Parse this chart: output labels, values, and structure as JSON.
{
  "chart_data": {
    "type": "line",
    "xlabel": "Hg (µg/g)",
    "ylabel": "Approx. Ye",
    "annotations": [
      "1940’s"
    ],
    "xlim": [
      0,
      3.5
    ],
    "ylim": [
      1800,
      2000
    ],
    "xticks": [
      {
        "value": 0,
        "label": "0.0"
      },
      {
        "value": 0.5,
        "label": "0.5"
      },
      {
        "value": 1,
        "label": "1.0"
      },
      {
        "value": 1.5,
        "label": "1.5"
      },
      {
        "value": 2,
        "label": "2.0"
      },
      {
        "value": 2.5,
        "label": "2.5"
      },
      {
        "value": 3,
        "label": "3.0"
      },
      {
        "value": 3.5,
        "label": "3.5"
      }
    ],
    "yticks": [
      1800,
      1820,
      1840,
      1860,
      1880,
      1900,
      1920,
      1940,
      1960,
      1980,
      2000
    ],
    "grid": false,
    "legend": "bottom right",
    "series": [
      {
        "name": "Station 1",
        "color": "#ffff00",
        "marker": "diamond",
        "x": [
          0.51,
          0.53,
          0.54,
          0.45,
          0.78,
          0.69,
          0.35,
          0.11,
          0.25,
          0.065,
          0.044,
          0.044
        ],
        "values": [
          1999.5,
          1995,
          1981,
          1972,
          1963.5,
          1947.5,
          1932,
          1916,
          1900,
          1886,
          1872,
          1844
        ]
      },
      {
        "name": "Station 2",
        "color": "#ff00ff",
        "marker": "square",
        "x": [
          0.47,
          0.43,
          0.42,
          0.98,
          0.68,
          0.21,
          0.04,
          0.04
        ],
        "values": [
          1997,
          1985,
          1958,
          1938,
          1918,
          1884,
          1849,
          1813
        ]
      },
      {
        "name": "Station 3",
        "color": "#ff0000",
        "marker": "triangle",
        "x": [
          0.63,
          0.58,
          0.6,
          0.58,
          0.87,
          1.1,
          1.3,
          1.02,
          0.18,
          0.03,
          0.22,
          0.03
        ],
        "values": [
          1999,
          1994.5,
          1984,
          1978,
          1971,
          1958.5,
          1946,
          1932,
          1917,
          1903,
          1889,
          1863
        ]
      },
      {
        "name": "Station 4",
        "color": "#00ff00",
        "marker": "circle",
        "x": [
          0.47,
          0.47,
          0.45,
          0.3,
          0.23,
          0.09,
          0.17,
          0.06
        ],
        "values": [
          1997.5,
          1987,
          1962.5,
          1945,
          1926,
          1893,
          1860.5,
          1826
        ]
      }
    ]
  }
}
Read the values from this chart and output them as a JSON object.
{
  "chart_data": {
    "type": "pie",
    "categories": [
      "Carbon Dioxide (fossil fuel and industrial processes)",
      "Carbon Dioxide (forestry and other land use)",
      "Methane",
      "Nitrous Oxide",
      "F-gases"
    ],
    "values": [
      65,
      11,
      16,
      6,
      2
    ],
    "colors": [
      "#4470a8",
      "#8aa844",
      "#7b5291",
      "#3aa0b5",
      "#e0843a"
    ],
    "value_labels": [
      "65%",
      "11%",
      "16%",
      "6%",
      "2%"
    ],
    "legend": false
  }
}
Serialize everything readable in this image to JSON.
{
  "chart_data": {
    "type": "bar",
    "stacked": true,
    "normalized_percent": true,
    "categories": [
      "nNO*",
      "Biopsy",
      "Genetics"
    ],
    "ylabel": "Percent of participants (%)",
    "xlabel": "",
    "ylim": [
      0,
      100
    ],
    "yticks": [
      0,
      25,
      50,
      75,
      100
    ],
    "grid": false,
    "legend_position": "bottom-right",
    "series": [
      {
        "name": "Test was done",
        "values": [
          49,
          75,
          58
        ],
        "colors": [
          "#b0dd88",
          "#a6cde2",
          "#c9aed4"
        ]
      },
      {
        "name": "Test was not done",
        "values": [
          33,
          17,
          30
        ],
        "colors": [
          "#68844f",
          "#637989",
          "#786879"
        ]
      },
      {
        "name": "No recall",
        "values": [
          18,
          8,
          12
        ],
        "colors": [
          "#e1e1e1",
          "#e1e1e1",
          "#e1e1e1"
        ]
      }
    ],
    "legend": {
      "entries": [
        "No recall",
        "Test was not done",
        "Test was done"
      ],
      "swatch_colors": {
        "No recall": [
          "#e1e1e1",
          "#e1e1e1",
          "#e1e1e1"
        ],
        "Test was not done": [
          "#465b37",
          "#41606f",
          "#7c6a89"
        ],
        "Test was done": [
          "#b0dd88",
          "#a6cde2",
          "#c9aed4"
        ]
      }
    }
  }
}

----------------

Your task
Of the lines in the records, how many contain the word "output"? Answer with the number and nothing else.

Finished task
2